- _Material shown_
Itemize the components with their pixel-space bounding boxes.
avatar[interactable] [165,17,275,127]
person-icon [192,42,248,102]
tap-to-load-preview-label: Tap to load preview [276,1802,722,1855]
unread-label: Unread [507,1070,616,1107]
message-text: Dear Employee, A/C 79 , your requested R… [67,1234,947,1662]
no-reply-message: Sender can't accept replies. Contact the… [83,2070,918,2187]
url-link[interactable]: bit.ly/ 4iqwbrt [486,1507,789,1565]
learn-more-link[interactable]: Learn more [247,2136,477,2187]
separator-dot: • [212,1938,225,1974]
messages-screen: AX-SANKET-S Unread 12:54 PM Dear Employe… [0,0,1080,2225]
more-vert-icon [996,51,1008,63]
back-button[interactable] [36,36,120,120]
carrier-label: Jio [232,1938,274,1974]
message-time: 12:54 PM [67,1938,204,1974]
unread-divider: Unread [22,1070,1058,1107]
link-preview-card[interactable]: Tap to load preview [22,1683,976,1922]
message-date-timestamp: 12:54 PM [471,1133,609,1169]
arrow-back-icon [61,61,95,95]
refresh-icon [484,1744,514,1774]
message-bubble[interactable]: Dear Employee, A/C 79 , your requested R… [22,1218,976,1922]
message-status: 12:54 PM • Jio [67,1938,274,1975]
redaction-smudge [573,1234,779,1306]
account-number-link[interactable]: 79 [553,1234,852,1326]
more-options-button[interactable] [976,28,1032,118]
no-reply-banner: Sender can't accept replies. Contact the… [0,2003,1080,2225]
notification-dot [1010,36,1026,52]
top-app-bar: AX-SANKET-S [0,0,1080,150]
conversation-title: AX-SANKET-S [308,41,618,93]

- _Task to carry out_
Convert the data from its first line through the line that contains "separator-dot: • [212,1938,225,1974]" into a JSON list of strings, with one string per line and blank lines left out.

- _Task solution_
[
  "Itemize the components with their pixel-space bounding boxes.",
  "avatar[interactable] [165,17,275,127]",
  "person-icon [192,42,248,102]",
  "tap-to-load-preview-label: Tap to load preview [276,1802,722,1855]",
  "unread-label: Unread [507,1070,616,1107]",
  "message-text: Dear Employee, A/C 79 , your requested R… [67,1234,947,1662]",
  "no-reply-message: Sender can't accept replies. Contact the… [83,2070,918,2187]",
  "url-link[interactable]: bit.ly/ 4iqwbrt [486,1507,789,1565]",
  "learn-more-link[interactable]: Learn more [247,2136,477,2187]",
  "separator-dot: • [212,1938,225,1974]"
]